Aim: Take every line from the listing below that contains "Approval".

Records supplied:
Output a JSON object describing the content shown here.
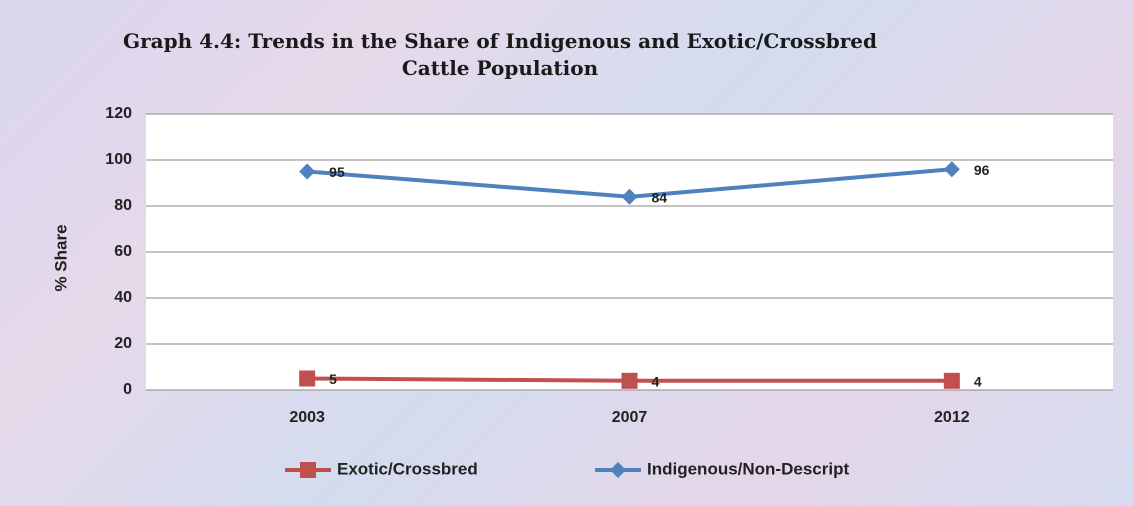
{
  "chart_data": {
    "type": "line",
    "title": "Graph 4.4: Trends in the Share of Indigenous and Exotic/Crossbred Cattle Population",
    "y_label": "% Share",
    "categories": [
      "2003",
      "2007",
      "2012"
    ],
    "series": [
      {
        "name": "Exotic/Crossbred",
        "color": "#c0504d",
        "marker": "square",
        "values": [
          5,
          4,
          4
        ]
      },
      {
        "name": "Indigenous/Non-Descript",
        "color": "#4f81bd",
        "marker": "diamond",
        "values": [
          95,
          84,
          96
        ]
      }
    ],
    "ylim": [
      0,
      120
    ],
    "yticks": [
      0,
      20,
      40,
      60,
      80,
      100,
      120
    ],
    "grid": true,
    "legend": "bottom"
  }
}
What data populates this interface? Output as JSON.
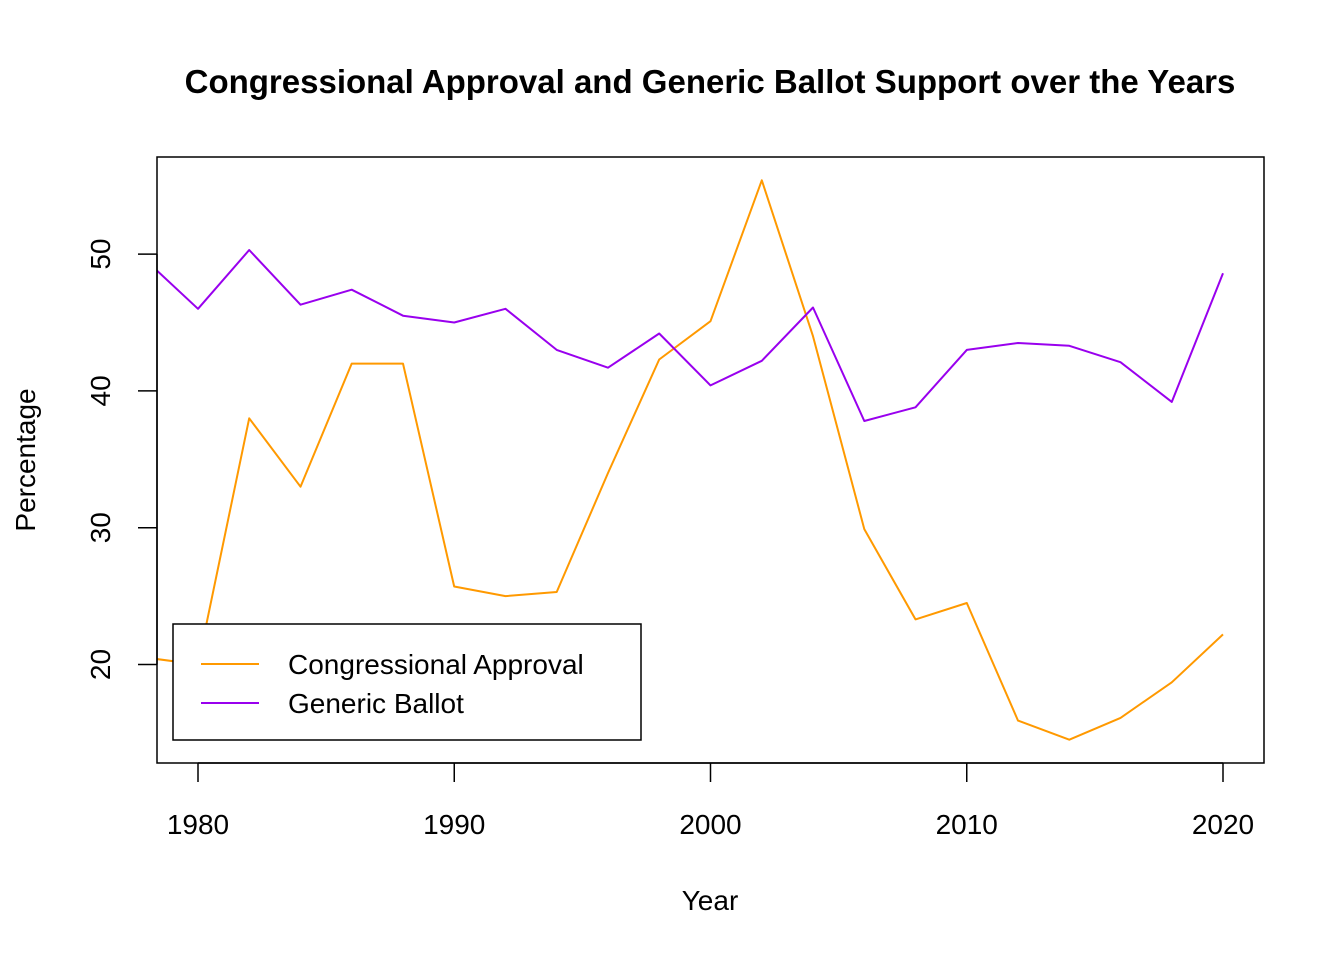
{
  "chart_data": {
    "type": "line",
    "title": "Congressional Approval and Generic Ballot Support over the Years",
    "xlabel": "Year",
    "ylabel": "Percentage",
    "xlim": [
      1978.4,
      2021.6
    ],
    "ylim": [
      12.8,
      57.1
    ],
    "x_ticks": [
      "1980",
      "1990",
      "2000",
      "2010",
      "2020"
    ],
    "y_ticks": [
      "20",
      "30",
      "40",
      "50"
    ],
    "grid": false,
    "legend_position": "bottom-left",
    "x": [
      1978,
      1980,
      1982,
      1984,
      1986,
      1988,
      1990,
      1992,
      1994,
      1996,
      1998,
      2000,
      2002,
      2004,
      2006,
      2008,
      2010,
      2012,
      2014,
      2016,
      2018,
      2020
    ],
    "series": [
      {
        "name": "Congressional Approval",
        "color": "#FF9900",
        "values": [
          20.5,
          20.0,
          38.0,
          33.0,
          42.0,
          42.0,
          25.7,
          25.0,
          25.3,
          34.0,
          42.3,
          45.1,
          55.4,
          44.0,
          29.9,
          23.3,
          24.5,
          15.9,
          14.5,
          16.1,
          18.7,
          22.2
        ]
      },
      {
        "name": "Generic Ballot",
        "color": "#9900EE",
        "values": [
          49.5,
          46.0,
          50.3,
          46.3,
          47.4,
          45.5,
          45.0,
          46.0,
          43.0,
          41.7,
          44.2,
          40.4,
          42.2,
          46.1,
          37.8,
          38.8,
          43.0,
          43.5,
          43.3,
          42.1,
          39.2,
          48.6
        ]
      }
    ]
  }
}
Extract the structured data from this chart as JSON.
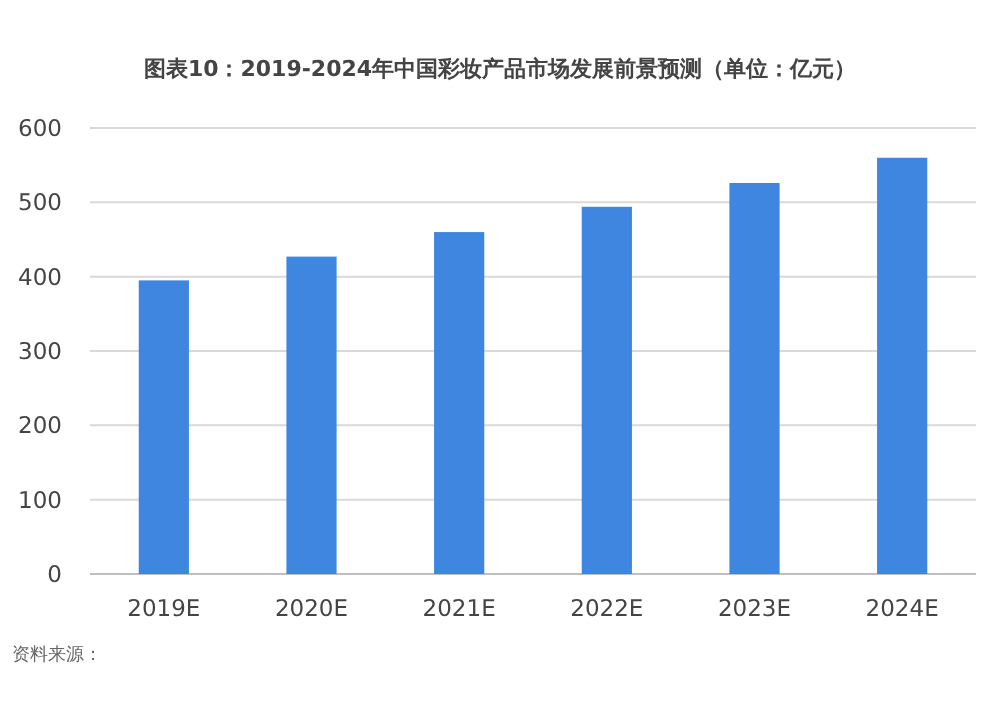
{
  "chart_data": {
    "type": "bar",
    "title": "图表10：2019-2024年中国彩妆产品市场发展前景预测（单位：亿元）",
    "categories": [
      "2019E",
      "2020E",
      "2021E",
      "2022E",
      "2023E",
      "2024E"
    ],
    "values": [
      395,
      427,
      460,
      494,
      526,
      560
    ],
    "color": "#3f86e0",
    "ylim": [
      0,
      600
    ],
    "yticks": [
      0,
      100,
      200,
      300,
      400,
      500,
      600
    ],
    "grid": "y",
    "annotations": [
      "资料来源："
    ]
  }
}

Exercise output:
    "title": "Congressional Approval and Generic Ballot Support over the Years",
        "name": "Congressional Approval",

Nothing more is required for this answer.